TASK REQUIREMENTS:
Write the entries below out again exactly; any picture in them stays out.

MATERIALS PROVIDED:

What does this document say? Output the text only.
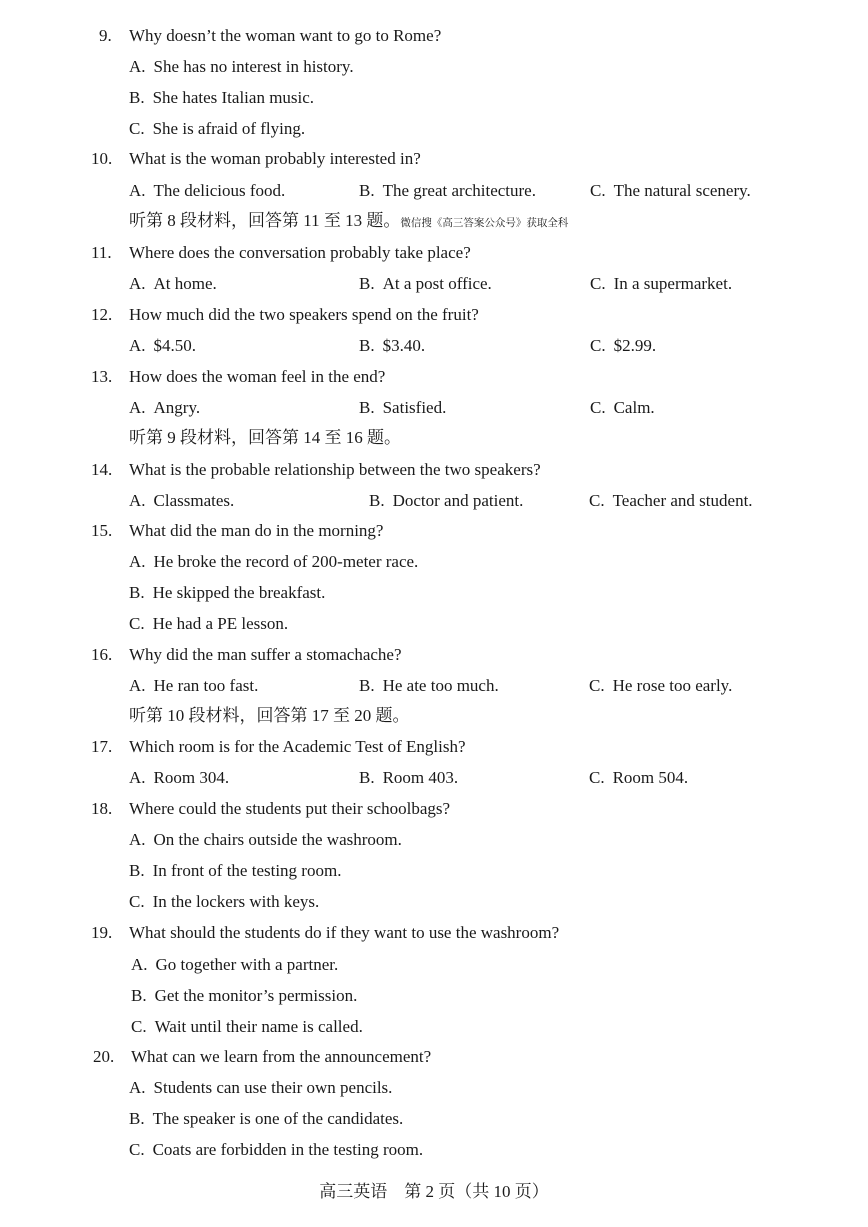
9. Why doesn’t the woman want to go to Rome?
A. She has no interest in history.
B. She hates Italian music.
C. She is afraid of flying.
10. What is the woman probably interested in?
A. The delicious food.	B. The great architecture.	C. The natural scenery.
听第 8 段材料，回答第 11 至 13 题。微信搜《高三答案公众号》获取全科
11. Where does the conversation probably take place?
A. At home.	B. At a post office.	C. In a supermarket.
12. How much did the two speakers spend on the fruit?
A. $4.50.	B. $3.40.	C. $2.99.
13. How does the woman feel in the end?
A. Angry.	B. Satisfied.	C. Calm.
听第 9 段材料，回答第 14 至 16 题。
14. What is the probable relationship between the two speakers?
A. Classmates.	B. Doctor and patient.	C. Teacher and student.
15. What did the man do in the morning?
A. He broke the record of 200-meter race.
B. He skipped the breakfast.
C. He had a PE lesson.
16. Why did the man suffer a stomachache?
A. He ran too fast.	B. He ate too much.	C. He rose too early.
听第 10 段材料，回答第 17 至 20 题。
17. Which room is for the Academic Test of English?
A. Room 304.	B. Room 403.	C. Room 504.
18. Where could the students put their schoolbags?
A. On the chairs outside the washroom.
B. In front of the testing room.
C. In the lockers with keys.
19. What should the students do if they want to use the washroom?
A. Go together with a partner.
B. Get the monitor’s permission.
C. Wait until their name is called.
20. What can we learn from the announcement?
A. Students can use their own pencils.
B. The speaker is one of the candidates.
C. Coats are forbidden in the testing room.
高三英语　第 2 页（共 10 页）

ANSWER IN FULL:
What does this document say? Output the text only.
9. Why doesn’t the woman want to go to Rome?
A. She has no interest in history.
B. She hates Italian music.
C. She is afraid of flying.
10. What is the woman probably interested in?
A. The delicious food.	B. The great architecture.	C. The natural scenery.
听第 8 段材料，回答第 11 至 13 题。微信搜《高三答案公众号》获取全科
11. Where does the conversation probably take place?
A. At home.	B. At a post office.	C. In a supermarket.
12. How much did the two speakers spend on the fruit?
A. $4.50.	B. $3.40.	C. $2.99.
13. How does the woman feel in the end?
A. Angry.	B. Satisfied.	C. Calm.
听第 9 段材料，回答第 14 至 16 题。
14. What is the probable relationship between the two speakers?
A. Classmates.	B. Doctor and patient.	C. Teacher and student.
15. What did the man do in the morning?
A. He broke the record of 200-meter race.
B. He skipped the breakfast.
C. He had a PE lesson.
16. Why did the man suffer a stomachache?
A. He ran too fast.	B. He ate too much.	C. He rose too early.
听第 10 段材料，回答第 17 至 20 题。
17. Which room is for the Academic Test of English?
A. Room 304.	B. Room 403.	C. Room 504.
18. Where could the students put their schoolbags?
A. On the chairs outside the washroom.
B. In front of the testing room.
C. In the lockers with keys.
19. What should the students do if they want to use the washroom?
A. Go together with a partner.
B. Get the monitor’s permission.
C. Wait until their name is called.
20. What can we learn from the announcement?
A. Students can use their own pencils.
B. The speaker is one of the candidates.
C. Coats are forbidden in the testing room.
高三英语　第 2 页（共 10 页）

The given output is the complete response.